● **Written instruction A**:
Answer these questions using the text on Aralvaimozhi:
(i) By what name was the town called during the colonial period?
(ii) Which two territories did the Aralvaimozhi pass connect?
(iii) Who constructed Aralvaimozhi Fort around 1740?

● **Supplied text**:
Aralvaimozhi  is a panchayat town in Kanniyakumari District  in the state of Tamil Nadu, India. It is a small town situated in southern India. The town was earlier called as Aramboly during colonial period.

History
Aralvaimozhi pass was a strategically important gap or mountain pass in the southernmost end of Western Ghats. It connected erstwhile Travancore with Madras Presidency. Many of the invasions faced by the Chera and the successor kingdoms came via this ghat.

The name "Aral" was derived from the fort built and maintained by the rulers of Venad and later by the kingdom of Travancore to defend the kingdom from invasions from the east regions. It is also said that Aralvaimozhi means whispering wind. The whistling sound of wind in the region might have led to such a name.

Aralvaimozhi Fort was one of the most important forts of Travancore. It was constructed around 1740 by Eustachius De Lannoy along with Udayagiri Fort, Vattakottai Fort and Travancore lines. The fort was captured by the English East India Company in 1809 from the soldiers loyal to Velu Thampi Dalawa. The remains of the fort can be seen near railway station, but neglected by both railway and archeology departments.

● **Written instruction B**: Render the records as a JSON list of strings, one string per line and blank lines omitted, from the start of the records up to and including the line containing "achievements-heading: Achievements —".

● **Rows**:
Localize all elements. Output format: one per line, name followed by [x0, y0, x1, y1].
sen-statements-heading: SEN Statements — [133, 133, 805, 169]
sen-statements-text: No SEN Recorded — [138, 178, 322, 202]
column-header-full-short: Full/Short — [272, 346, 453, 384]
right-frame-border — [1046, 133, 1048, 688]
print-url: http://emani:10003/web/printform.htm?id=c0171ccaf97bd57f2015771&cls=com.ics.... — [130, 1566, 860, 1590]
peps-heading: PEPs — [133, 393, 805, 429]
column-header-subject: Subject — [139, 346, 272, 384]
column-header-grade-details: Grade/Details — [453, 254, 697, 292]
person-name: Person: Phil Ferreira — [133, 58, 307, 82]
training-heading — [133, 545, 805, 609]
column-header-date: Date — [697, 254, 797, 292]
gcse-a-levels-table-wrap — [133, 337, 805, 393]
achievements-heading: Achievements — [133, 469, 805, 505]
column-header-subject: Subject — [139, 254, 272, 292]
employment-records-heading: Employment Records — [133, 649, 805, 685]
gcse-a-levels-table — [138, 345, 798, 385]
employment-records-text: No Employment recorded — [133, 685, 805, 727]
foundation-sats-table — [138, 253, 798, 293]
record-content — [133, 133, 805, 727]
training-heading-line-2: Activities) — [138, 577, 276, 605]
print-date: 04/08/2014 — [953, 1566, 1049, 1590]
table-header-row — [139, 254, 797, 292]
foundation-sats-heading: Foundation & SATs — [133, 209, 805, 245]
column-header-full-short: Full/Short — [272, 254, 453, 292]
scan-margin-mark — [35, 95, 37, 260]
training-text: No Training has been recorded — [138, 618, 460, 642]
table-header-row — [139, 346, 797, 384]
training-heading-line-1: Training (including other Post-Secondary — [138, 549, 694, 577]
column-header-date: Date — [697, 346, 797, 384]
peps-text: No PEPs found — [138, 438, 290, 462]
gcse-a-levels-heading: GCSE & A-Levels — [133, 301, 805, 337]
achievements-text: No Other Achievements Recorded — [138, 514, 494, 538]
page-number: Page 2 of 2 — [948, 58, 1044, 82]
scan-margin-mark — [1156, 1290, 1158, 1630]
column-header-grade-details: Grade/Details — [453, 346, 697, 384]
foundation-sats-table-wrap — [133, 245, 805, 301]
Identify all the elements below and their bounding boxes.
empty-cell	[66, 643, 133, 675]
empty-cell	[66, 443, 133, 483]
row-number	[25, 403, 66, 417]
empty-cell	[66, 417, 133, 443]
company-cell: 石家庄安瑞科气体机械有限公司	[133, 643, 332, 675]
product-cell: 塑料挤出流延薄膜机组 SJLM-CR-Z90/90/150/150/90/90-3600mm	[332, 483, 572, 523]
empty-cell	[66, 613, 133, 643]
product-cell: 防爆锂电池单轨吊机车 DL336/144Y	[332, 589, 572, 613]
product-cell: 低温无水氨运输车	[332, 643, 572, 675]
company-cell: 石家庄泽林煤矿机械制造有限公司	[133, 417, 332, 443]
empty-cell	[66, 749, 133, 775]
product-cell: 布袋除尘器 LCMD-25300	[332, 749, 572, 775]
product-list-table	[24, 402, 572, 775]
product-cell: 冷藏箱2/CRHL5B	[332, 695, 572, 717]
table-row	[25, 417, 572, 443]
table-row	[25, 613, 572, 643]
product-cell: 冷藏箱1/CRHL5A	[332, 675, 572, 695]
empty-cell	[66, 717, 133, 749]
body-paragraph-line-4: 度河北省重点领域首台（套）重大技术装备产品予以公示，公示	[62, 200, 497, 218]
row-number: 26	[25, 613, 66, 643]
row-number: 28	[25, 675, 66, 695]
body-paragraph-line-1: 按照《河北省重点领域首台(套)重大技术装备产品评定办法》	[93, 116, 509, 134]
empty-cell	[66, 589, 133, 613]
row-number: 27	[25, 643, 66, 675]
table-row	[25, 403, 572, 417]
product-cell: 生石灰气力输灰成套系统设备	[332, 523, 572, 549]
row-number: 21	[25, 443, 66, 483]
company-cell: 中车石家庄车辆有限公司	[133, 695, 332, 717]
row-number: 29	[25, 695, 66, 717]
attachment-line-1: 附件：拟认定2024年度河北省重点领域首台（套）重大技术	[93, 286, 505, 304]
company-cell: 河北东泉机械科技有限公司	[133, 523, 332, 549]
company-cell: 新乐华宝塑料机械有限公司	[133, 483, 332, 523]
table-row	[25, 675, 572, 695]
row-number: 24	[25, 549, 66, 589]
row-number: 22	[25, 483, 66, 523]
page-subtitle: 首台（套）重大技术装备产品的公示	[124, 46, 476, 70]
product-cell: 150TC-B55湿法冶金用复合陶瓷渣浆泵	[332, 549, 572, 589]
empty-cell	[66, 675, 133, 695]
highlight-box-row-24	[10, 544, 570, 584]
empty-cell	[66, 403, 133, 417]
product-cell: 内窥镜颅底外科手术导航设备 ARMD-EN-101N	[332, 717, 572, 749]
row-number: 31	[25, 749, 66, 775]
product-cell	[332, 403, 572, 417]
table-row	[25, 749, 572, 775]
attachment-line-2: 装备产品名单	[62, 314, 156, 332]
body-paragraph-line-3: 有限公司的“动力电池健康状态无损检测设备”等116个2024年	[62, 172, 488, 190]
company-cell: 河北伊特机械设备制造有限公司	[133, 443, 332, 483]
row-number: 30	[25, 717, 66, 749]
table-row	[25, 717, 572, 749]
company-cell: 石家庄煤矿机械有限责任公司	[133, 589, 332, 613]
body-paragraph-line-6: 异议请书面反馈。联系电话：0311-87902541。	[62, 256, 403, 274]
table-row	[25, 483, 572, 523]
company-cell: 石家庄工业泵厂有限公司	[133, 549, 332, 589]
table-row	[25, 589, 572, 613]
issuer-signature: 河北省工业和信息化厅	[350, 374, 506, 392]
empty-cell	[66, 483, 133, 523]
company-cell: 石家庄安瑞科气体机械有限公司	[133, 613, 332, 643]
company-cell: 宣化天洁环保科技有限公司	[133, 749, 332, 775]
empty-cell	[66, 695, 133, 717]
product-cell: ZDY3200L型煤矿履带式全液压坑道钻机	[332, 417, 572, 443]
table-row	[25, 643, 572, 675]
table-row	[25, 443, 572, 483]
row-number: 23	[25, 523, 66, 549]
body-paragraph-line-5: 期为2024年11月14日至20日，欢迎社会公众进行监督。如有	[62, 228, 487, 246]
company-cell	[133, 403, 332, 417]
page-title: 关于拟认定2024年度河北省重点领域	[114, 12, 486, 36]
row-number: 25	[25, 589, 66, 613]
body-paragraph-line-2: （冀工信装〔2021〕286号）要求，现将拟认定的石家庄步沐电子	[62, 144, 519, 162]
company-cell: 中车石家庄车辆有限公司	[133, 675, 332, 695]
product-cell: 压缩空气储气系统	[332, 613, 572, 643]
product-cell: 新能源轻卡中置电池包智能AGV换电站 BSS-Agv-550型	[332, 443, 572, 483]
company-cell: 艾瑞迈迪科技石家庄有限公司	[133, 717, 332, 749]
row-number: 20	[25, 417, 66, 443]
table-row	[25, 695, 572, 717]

● **Correct output A**:
(i) Aramboly
(ii) Erstwhile Travancore and the Madras Presidency
(iii) Eustachius De Lannoy

● **Correct output B**:
[
  "Localize all elements. Output format: one per line, name followed by [x0, y0, x1, y1].",
  "sen-statements-heading: SEN Statements — [133, 133, 805, 169]",
  "sen-statements-text: No SEN Recorded — [138, 178, 322, 202]",
  "column-header-full-short: Full/Short — [272, 346, 453, 384]",
  "right-frame-border — [1046, 133, 1048, 688]",
  "print-url: http://emani:10003/web/printform.htm?id=c0171ccaf97bd57f2015771&cls=com.ics.... — [130, 1566, 860, 1590]",
  "peps-heading: PEPs — [133, 393, 805, 429]",
  "column-header-subject: Subject — [139, 346, 272, 384]",
  "column-header-grade-details: Grade/Details — [453, 254, 697, 292]",
  "person-name: Person: Phil Ferreira — [133, 58, 307, 82]",
  "training-heading — [133, 545, 805, 609]",
  "column-header-date: Date — [697, 254, 797, 292]",
  "gcse-a-levels-table-wrap — [133, 337, 805, 393]",
  "achievements-heading: Achievements — [133, 469, 805, 505]"
]